All of the material below is to be retyped exactly.

Stored records:

_ _ _ _ _ _ _

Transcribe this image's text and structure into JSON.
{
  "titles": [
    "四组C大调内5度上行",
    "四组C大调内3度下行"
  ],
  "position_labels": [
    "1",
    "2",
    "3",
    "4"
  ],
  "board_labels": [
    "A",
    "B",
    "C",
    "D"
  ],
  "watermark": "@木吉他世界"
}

_ _ _ _ _ _ _

* **Answer to the problem**
Transcribe this image's text and structure into JSON.
{
  "titles": [
    "四组C大调内5度上行",
    "四组C大调内3度下行"
  ],
  "position_labels": [
    "1",
    "2",
    "3",
    "4"
  ],
  "board_labels": [
    "A",
    "B",
    "C",
    "D"
  ],
  "watermark": "@木吉他世界"
}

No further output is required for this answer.